Instructions for the task: Repeat only the lines below from the one that contains "Parse this screenshot: output" through the final line, exactly. Omit pictures.

Provided records:
>>>

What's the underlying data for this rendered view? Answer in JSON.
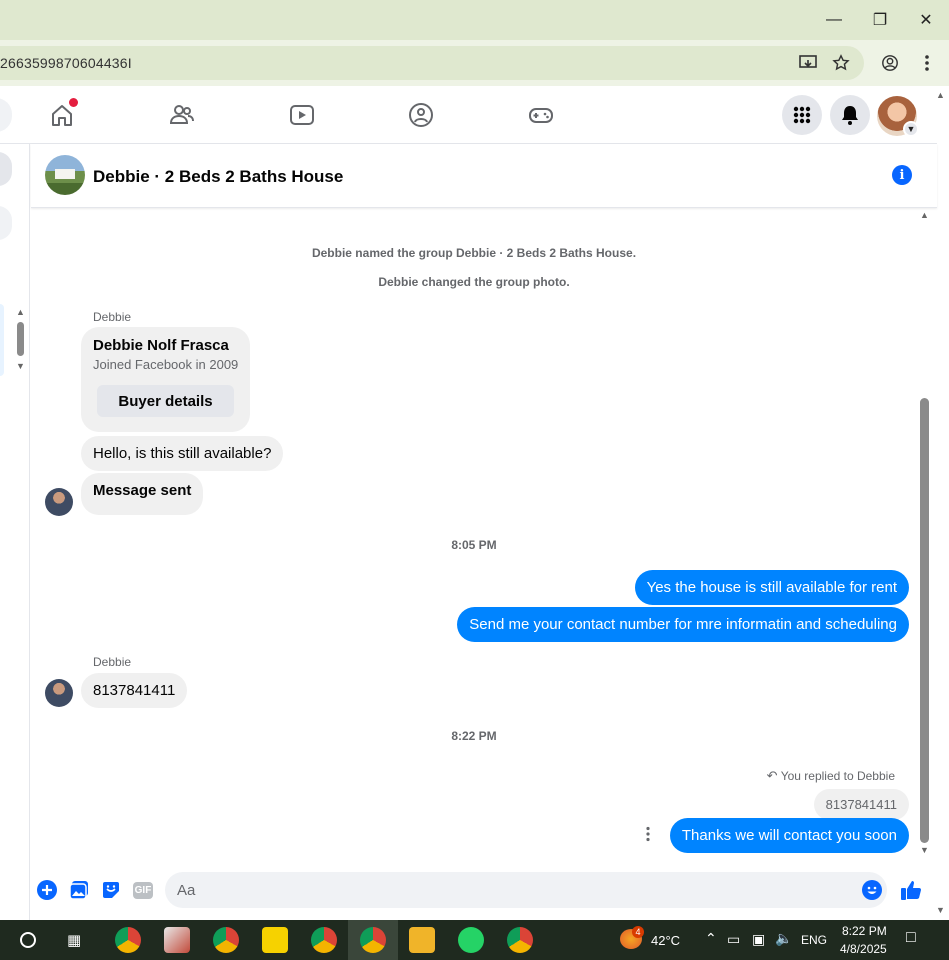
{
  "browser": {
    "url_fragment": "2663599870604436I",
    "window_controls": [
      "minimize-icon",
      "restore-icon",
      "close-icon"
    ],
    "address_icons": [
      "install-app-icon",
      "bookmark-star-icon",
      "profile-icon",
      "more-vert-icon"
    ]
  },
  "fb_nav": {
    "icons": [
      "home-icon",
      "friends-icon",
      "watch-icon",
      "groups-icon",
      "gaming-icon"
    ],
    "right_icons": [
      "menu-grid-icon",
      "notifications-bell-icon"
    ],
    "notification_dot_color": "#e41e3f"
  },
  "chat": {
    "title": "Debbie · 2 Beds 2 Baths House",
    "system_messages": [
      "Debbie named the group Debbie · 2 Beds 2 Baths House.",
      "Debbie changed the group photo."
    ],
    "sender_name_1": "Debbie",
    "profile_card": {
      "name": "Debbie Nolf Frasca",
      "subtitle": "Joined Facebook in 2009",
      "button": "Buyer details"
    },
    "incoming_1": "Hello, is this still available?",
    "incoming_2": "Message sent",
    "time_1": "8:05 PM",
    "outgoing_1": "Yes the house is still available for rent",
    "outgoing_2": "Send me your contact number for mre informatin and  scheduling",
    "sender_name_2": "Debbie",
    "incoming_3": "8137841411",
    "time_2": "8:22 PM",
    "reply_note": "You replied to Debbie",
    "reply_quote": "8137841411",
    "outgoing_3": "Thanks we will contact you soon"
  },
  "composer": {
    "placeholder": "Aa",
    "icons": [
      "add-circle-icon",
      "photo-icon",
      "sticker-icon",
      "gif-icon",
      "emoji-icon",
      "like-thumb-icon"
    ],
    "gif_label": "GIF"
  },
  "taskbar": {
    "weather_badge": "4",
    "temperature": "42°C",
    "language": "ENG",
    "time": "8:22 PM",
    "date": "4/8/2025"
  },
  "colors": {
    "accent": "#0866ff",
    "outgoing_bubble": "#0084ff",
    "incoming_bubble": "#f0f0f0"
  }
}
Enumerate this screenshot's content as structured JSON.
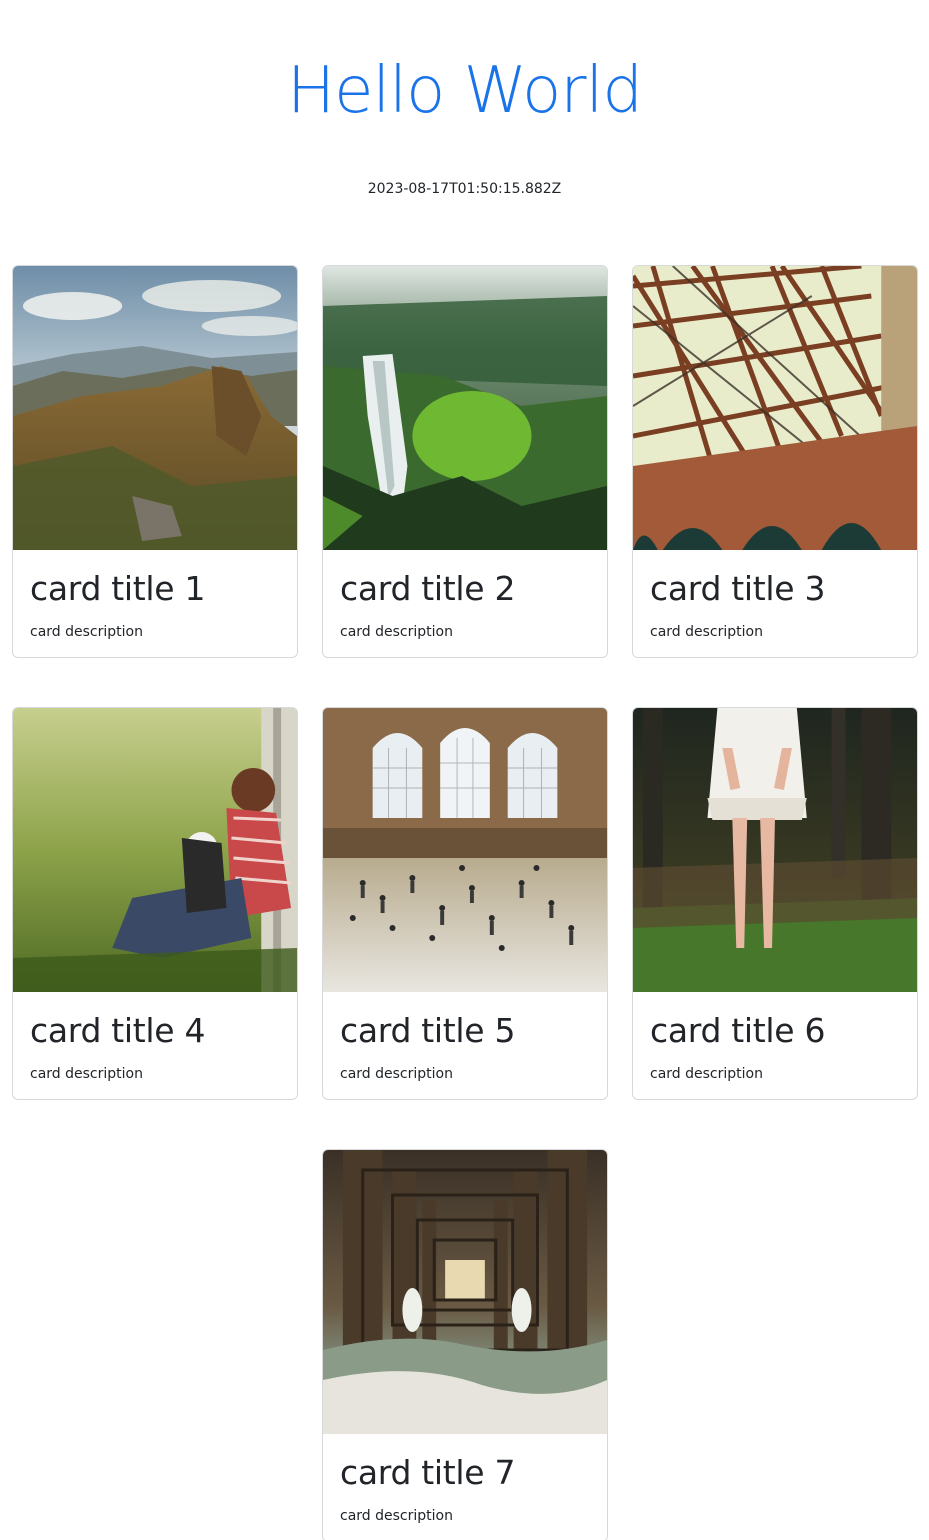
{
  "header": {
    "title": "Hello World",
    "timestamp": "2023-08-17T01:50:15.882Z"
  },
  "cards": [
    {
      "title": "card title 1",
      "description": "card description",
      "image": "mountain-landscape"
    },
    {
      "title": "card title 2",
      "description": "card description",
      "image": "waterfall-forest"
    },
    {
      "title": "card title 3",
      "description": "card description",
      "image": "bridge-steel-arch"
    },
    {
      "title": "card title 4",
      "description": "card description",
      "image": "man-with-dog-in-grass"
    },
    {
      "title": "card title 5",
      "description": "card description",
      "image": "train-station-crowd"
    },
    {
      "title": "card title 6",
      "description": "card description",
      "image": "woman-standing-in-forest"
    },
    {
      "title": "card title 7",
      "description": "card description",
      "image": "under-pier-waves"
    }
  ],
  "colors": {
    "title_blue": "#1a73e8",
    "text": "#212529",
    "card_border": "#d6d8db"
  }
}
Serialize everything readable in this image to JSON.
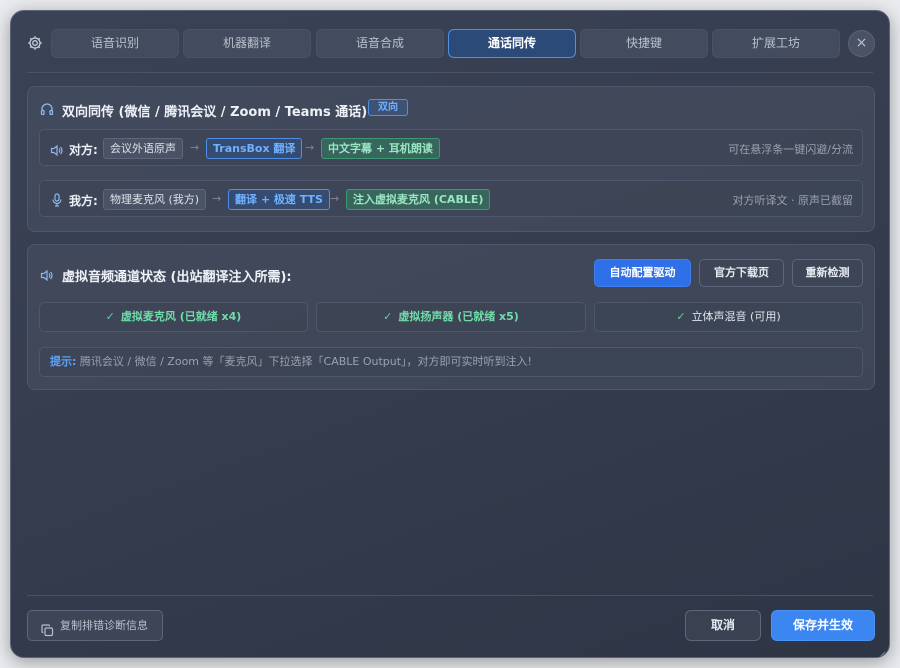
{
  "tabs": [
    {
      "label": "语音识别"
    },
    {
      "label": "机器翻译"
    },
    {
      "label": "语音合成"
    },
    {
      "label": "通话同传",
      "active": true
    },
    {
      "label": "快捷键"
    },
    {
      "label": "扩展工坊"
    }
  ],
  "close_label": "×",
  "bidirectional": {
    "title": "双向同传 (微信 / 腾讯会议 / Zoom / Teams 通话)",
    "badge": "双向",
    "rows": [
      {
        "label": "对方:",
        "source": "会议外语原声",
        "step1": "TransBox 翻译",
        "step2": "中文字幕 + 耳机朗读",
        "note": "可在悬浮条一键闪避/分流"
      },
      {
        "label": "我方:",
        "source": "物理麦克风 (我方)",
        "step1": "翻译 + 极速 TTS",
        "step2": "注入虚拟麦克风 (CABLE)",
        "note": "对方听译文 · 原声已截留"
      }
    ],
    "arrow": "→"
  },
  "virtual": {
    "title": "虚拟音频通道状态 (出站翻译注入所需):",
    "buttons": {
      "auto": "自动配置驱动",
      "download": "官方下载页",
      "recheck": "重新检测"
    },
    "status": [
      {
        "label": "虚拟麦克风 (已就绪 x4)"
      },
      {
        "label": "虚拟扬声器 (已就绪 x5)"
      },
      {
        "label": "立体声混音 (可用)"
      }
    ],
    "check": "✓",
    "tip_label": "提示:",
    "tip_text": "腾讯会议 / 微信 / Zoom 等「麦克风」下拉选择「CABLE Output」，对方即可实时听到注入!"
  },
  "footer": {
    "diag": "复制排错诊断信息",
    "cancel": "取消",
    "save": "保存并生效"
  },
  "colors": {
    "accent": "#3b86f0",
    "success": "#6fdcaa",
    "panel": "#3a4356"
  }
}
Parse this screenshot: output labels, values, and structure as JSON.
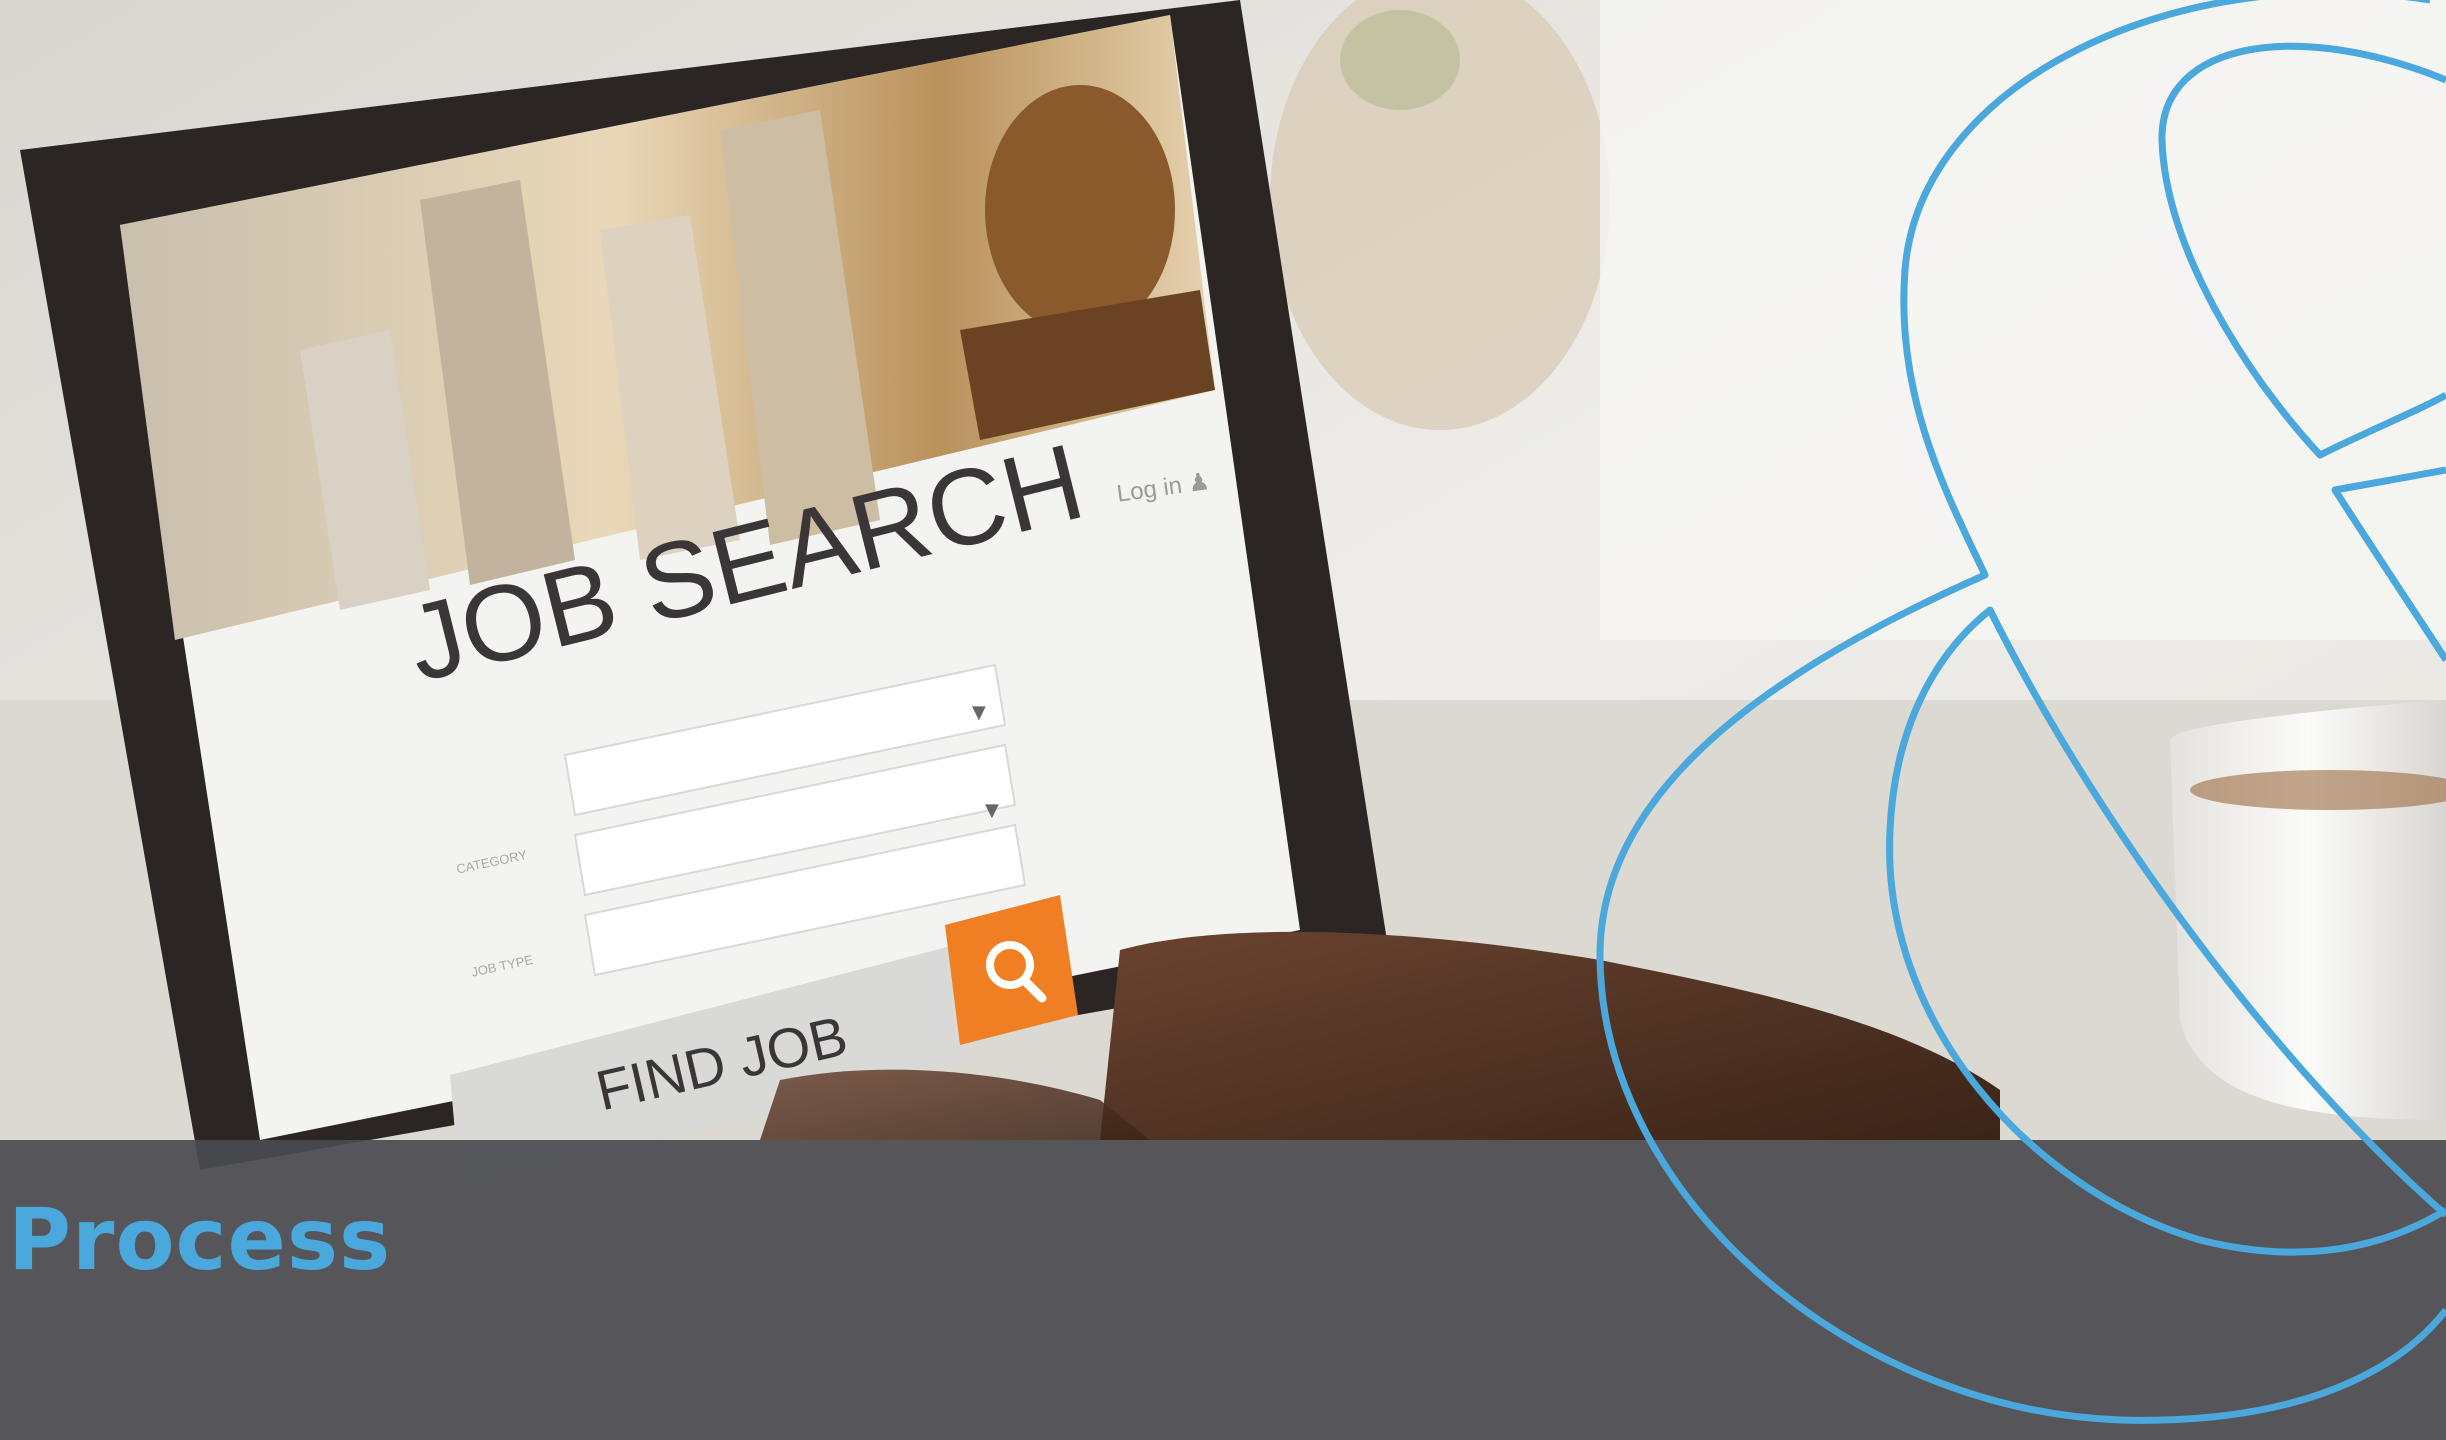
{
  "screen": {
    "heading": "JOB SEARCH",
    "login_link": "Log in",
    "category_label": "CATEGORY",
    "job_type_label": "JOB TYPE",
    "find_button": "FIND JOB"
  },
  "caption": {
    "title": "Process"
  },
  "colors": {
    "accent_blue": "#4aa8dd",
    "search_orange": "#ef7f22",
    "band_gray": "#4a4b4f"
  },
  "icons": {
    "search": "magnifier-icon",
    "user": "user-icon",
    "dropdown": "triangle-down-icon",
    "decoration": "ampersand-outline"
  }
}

<<<

Output:
Parse this screenshot: output labels, values, and structure as JSON.
{
  "screen": {
    "heading": "JOB SEARCH",
    "login_link": "Log in",
    "category_label": "CATEGORY",
    "job_type_label": "JOB TYPE",
    "find_button": "FIND JOB"
  },
  "caption": {
    "title": "Process"
  },
  "colors": {
    "accent_blue": "#4aa8dd",
    "search_orange": "#ef7f22",
    "band_gray": "#4a4b4f"
  },
  "icons": {
    "search": "magnifier-icon",
    "user": "user-icon",
    "dropdown": "triangle-down-icon",
    "decoration": "ampersand-outline"
  }
}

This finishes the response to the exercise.